Description of the task -> How many lines of the data include the string "title"? State the number and nothing else.

[Figure data in JSON]
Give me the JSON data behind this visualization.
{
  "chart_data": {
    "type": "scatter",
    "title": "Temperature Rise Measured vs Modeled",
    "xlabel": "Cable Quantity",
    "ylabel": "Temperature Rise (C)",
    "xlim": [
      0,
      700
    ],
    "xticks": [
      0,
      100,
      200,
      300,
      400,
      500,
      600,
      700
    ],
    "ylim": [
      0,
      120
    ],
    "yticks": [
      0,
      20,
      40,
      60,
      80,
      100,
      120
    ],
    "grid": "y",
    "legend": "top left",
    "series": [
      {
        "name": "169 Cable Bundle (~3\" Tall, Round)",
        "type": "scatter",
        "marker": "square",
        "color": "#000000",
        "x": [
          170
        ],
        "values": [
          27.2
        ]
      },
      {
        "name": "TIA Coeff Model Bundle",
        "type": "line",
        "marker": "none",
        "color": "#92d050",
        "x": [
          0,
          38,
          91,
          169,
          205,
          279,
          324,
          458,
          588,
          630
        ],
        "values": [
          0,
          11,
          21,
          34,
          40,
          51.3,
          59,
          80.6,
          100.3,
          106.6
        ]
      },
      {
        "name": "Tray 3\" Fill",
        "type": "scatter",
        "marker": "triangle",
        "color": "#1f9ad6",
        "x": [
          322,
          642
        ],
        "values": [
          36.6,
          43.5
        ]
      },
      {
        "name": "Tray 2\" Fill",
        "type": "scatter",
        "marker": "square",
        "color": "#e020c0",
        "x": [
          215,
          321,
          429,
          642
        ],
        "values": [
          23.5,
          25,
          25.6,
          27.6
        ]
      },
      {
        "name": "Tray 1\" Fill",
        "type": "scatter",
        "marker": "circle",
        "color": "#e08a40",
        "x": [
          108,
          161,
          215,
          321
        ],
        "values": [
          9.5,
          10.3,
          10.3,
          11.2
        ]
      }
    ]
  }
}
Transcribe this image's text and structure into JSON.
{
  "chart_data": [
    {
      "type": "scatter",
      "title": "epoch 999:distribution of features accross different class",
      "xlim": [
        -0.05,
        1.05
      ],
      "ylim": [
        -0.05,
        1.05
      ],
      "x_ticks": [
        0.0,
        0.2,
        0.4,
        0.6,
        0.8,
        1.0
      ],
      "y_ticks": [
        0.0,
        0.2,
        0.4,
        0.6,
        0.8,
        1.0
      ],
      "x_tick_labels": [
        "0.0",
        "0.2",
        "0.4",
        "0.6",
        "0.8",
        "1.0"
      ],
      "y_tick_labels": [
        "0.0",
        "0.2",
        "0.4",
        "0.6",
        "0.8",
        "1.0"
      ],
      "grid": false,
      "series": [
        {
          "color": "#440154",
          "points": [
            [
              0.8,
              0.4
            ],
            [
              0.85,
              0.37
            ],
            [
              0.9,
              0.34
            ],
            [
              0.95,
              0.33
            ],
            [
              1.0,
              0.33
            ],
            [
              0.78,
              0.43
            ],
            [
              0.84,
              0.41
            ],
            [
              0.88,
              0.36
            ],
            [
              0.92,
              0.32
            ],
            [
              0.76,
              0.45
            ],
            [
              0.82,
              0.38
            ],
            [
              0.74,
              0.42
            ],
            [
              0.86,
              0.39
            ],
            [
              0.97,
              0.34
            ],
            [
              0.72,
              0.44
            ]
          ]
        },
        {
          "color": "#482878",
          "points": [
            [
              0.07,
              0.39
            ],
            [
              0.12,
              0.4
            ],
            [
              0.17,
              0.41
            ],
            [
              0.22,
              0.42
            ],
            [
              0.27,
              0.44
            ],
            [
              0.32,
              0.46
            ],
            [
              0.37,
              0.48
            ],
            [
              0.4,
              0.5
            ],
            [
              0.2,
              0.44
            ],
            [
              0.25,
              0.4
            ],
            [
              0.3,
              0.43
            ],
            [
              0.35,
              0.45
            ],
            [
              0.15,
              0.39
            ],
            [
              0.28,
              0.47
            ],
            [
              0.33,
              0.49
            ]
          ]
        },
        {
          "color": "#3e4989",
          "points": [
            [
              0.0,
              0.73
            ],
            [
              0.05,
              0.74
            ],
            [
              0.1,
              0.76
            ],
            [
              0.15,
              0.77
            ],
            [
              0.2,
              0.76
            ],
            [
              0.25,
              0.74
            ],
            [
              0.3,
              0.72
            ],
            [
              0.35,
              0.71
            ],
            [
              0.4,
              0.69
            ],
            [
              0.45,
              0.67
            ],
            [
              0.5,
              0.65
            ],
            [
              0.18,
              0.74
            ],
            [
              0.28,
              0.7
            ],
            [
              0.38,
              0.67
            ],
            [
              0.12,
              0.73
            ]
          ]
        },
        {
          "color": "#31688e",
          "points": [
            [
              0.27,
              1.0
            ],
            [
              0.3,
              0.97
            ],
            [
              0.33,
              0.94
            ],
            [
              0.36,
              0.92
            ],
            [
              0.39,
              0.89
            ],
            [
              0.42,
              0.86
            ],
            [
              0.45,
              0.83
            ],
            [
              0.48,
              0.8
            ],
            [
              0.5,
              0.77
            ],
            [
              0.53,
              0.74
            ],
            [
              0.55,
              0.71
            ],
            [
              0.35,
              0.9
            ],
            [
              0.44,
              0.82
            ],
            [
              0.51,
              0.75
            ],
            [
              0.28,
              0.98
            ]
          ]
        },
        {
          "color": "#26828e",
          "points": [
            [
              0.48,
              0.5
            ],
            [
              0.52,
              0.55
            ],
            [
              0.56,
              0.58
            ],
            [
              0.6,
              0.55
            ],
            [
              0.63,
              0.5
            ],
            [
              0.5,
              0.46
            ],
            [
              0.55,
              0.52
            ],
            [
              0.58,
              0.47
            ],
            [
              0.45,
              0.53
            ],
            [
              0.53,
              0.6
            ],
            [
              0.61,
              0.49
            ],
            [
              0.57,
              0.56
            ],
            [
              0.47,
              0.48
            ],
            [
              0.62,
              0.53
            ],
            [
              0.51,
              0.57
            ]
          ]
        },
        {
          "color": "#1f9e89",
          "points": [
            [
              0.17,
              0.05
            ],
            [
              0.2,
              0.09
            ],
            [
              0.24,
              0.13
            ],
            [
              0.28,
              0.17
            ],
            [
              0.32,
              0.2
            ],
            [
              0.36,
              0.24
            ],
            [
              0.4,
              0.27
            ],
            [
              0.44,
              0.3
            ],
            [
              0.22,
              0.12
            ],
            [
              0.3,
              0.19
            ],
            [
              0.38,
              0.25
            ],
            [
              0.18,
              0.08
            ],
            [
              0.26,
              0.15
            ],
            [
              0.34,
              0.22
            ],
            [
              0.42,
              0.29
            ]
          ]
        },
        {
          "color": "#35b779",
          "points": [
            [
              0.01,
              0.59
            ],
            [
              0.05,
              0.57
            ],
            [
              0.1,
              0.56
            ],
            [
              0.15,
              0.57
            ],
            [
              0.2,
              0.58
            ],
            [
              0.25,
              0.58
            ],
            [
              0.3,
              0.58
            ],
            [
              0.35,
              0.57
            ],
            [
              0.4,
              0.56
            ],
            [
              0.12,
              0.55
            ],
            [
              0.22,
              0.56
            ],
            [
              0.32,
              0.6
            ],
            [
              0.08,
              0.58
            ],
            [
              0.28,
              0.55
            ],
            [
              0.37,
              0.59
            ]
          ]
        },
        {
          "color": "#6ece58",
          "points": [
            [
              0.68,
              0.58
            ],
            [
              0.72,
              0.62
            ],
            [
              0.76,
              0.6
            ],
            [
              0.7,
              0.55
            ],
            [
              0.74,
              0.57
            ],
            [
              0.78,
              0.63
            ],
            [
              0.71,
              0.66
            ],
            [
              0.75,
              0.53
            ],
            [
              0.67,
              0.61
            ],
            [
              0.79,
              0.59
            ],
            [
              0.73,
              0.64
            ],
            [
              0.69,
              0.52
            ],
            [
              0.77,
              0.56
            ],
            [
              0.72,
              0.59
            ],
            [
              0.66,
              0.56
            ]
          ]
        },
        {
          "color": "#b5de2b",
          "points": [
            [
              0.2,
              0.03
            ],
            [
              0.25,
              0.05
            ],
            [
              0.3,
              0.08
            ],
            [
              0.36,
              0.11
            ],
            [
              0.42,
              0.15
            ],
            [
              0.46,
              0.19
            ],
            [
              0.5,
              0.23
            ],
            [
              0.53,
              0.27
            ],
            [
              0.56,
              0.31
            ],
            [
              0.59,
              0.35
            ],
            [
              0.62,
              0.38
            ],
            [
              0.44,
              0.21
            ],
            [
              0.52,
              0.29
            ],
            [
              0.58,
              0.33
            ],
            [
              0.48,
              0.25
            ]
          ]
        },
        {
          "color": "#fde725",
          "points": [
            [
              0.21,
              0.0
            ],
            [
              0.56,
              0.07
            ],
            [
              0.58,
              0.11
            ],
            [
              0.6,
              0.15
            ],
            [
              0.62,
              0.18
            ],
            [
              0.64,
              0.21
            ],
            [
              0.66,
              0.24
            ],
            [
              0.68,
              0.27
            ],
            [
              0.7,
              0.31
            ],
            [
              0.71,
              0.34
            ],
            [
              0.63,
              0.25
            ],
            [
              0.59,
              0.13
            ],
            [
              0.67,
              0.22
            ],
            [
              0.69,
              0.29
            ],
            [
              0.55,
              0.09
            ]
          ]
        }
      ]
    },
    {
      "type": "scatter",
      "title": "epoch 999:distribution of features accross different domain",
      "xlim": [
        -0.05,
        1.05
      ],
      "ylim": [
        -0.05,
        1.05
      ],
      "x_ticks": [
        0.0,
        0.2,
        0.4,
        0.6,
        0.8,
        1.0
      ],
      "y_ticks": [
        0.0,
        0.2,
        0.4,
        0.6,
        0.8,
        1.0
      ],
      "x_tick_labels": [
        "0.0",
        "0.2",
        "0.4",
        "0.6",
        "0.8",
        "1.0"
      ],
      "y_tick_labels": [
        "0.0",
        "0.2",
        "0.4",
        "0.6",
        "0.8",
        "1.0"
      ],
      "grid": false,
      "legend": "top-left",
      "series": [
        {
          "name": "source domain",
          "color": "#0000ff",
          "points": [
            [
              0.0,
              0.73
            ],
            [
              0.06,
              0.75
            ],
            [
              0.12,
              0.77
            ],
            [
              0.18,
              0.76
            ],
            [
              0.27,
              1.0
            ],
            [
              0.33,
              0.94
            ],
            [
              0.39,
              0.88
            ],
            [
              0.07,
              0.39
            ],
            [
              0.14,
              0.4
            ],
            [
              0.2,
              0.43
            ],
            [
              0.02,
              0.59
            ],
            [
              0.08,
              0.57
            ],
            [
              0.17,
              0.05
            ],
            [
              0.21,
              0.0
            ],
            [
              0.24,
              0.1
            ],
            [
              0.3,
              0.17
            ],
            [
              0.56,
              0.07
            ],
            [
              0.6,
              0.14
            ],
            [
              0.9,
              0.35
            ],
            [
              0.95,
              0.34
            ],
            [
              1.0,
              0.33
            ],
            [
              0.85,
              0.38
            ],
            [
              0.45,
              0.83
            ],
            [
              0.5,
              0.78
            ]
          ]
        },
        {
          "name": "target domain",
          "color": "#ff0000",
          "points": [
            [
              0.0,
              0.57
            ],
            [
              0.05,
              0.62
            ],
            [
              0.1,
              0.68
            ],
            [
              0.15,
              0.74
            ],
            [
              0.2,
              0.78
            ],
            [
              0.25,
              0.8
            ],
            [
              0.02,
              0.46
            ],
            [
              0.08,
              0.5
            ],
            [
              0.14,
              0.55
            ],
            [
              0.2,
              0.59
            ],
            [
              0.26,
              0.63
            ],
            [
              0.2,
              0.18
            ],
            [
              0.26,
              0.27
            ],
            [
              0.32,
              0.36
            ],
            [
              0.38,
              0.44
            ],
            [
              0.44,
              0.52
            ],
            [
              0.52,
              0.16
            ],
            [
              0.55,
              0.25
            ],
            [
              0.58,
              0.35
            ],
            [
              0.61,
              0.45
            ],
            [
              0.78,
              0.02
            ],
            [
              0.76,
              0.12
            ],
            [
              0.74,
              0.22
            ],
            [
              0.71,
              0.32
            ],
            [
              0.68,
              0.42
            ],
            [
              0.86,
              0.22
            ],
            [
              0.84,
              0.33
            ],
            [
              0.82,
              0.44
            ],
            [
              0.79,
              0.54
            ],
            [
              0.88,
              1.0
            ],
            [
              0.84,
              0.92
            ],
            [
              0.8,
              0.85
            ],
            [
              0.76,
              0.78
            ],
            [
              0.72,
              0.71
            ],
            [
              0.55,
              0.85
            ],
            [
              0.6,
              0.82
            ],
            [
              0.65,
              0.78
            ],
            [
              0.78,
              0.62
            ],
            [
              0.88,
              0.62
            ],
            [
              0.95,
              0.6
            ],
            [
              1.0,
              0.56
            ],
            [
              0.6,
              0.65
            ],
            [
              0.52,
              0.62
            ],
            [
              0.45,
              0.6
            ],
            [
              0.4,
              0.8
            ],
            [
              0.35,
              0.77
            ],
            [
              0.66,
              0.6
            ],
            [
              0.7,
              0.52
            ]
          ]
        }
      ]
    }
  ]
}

Reply -> 3